* **Arbeitsanweisung A**
Gib den Abschnitt des Quelldokuments wortgetreu wieder, der mit den Worten „Urteil vom Oberlandesgericht“ beginnt und mit „ihre Kosten selbst.“ endet.
* **Arbeitsanweisung B**
Gib nur die Einträge vom ersten bis einschließlich der Zeile mit „y-tick-label: 120 bbox=[37, 104, 54, 116]“ erneut aus und ersetze darin jedes „x-tick-label“ durch „x-Achsenbeschriftung“, ohne sonst etwas zu ändern.
***** Quelldokument
Urteil vom Oberlandesgericht Hamm - 27 U 105/20
Tenor
Auf die Berufung des Klägers wird das am 4. September 2020 verkündete Urteil des Einzelrichters der 2. Zivilkammer des Landgerichts Bochum abgeändert. Die Beklagten werden verurteilt, als Gesamtschuldner 5.953,52 Euro nebst Zinsen in Höhe von 5 Prozentpunkten über dem Basiszinssatz seit dem 21. März 2020 an den Kläger zu zahlen; im Übrigen bleibt die Klage abgewiesen.
Die Kosten des Rechtsstreits einschließlich des Berufungsverfahrens tragen der Kläger zu 73 % und die Beklagten als Gesamtschuldner zu 27 %. Der Kläger trägt die Kosten der Streithelferin zu 73 %; im Übrigen trägt die Streithelferin ihre Kosten selbst.
**********
***** Aufgabendaten
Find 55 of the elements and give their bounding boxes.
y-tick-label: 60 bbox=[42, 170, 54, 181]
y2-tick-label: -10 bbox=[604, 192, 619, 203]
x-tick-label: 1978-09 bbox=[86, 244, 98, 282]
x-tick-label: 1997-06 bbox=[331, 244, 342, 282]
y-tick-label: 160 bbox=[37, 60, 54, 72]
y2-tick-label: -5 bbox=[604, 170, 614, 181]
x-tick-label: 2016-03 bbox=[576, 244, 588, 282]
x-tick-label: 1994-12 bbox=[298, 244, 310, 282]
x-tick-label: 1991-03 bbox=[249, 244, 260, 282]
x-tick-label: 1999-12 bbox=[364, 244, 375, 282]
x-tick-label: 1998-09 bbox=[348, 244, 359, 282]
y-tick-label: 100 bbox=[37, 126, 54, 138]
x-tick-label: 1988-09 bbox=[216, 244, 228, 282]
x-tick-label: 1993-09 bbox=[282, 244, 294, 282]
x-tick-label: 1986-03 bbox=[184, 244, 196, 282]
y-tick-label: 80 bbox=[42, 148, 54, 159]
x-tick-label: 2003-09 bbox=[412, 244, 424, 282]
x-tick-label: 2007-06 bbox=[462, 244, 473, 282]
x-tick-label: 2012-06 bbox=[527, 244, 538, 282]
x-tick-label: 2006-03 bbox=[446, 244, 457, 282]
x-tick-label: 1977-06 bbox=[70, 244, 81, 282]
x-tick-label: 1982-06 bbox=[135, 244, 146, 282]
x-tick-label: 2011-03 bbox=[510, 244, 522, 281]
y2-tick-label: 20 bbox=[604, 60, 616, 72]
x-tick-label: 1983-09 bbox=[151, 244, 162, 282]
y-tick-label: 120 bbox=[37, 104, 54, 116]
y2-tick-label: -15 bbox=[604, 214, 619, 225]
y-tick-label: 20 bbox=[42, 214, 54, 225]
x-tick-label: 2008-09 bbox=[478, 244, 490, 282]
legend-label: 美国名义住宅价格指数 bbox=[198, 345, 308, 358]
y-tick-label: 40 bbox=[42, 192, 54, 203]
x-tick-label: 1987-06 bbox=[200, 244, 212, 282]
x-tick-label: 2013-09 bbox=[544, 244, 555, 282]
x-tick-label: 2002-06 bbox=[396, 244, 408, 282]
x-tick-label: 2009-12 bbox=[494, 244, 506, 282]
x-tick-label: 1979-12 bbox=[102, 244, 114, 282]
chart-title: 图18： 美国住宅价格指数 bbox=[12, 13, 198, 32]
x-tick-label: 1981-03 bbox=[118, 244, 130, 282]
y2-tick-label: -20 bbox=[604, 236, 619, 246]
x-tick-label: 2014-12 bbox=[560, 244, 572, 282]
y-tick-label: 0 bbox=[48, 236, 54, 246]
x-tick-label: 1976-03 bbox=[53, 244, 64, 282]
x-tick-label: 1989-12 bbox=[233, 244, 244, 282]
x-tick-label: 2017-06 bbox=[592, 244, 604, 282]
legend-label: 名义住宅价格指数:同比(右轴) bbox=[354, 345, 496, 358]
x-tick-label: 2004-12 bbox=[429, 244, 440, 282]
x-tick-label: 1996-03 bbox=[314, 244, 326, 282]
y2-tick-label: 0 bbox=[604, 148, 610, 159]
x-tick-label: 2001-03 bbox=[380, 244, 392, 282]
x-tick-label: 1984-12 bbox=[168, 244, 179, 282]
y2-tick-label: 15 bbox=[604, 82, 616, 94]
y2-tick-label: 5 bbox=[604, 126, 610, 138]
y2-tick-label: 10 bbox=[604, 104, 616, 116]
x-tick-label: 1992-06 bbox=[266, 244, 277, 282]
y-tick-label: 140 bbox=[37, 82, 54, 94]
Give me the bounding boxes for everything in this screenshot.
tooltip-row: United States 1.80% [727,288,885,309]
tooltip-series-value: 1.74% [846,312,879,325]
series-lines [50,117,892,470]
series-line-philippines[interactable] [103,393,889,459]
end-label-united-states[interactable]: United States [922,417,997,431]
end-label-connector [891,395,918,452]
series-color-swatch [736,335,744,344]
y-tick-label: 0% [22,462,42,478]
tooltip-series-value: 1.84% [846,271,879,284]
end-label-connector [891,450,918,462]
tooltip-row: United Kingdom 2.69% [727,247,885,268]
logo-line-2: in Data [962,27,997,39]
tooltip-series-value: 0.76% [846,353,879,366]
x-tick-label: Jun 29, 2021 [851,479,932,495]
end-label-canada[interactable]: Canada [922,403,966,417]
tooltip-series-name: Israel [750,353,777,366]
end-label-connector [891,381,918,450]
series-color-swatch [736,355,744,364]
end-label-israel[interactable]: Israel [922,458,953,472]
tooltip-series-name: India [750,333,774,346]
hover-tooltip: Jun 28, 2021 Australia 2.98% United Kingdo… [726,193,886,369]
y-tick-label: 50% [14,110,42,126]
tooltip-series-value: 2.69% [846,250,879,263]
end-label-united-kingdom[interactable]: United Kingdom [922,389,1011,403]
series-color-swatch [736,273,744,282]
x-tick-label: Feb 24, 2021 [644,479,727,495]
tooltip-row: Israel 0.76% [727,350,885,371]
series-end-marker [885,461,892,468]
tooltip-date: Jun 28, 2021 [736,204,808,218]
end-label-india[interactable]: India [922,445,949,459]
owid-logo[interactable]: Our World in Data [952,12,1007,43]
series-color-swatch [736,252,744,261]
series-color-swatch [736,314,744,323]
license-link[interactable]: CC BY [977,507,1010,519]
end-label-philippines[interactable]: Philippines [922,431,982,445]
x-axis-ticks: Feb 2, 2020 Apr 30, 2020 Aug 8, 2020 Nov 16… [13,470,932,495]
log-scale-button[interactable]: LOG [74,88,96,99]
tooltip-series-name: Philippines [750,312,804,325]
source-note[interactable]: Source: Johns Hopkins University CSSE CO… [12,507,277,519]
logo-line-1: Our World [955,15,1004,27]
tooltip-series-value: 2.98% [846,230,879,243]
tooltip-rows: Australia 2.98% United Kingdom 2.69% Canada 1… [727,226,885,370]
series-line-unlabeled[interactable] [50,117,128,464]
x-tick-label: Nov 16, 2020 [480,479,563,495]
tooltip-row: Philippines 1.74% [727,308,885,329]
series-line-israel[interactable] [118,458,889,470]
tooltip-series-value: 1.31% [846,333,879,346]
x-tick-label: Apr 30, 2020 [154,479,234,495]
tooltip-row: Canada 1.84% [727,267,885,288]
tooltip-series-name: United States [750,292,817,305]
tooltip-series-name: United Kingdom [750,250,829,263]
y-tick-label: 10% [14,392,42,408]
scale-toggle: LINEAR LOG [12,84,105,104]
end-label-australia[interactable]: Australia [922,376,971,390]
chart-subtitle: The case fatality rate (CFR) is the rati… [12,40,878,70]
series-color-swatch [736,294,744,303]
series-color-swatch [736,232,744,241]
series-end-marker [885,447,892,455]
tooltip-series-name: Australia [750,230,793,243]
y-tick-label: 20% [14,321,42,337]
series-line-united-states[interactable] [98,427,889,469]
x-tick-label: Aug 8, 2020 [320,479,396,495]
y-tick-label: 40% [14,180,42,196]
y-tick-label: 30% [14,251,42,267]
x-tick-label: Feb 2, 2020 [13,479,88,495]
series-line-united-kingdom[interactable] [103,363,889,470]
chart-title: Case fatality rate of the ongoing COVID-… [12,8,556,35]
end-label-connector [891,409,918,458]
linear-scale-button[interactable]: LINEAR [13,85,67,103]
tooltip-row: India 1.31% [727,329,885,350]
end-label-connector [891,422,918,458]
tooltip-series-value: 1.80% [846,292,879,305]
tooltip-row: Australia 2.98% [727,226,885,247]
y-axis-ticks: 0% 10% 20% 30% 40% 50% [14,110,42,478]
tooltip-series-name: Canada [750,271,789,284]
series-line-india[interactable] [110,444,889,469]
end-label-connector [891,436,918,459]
**********
* **Fertige Antwort A**
Urteil vom Oberlandesgericht Hamm - 27 U 105/20
Tenor
Auf die Berufung des Klägers wird das am 4. September 2020 verkündete Urteil des Einzelrichters der 2. Zivilkammer des Landgerichts Bochum abgeändert. Die Beklagten werden verurteilt, als Gesamtschuldner 5.953,52 Euro nebst Zinsen in Höhe von 5 Prozentpunkten über dem Basiszinssatz seit dem 21. März 2020 an den Kläger zu zahlen; im Übrigen bleibt die Klage abgewiesen.
Die Kosten des Rechtsstreits einschließlich des Berufungsverfahrens tragen der Kläger zu 73 % und die Beklagten als Gesamtschuldner zu 27 %. Der Kläger trägt die Kosten der Streithelferin zu 73 %; im Übrigen trägt die Streithelferin ihre Kosten selbst.

* **Fertige Antwort B**
Find 55 of the elements and give their bounding boxes.
y-tick-label: 60 bbox=[42, 170, 54, 181]
y2-tick-label: -10 bbox=[604, 192, 619, 203]
x-Achsenbeschriftung: 1978-09 bbox=[86, 244, 98, 282]
x-Achsenbeschriftung: 1997-06 bbox=[331, 244, 342, 282]
y-tick-label: 160 bbox=[37, 60, 54, 72]
y2-tick-label: -5 bbox=[604, 170, 614, 181]
x-Achsenbeschriftung: 2016-03 bbox=[576, 244, 588, 282]
x-Achsenbeschriftung: 1994-12 bbox=[298, 244, 310, 282]
x-Achsenbeschriftung: 1991-03 bbox=[249, 244, 260, 282]
x-Achsenbeschriftung: 1999-12 bbox=[364, 244, 375, 282]
x-Achsenbeschriftung: 1998-09 bbox=[348, 244, 359, 282]
y-tick-label: 100 bbox=[37, 126, 54, 138]
x-Achsenbeschriftung: 1988-09 bbox=[216, 244, 228, 282]
x-Achsenbeschriftung: 1993-09 bbox=[282, 244, 294, 282]
x-Achsenbeschriftung: 1986-03 bbox=[184, 244, 196, 282]
y-tick-label: 80 bbox=[42, 148, 54, 159]
x-Achsenbeschriftung: 2003-09 bbox=[412, 244, 424, 282]
x-Achsenbeschriftung: 2007-06 bbox=[462, 244, 473, 282]
x-Achsenbeschriftung: 2012-06 bbox=[527, 244, 538, 282]
x-Achsenbeschriftung: 2006-03 bbox=[446, 244, 457, 282]
x-Achsenbeschriftung: 1977-06 bbox=[70, 244, 81, 282]
x-Achsenbeschriftung: 1982-06 bbox=[135, 244, 146, 282]
x-Achsenbeschriftung: 2011-03 bbox=[510, 244, 522, 281]
y2-tick-label: 20 bbox=[604, 60, 616, 72]
x-Achsenbeschriftung: 1983-09 bbox=[151, 244, 162, 282]
y-tick-label: 120 bbox=[37, 104, 54, 116]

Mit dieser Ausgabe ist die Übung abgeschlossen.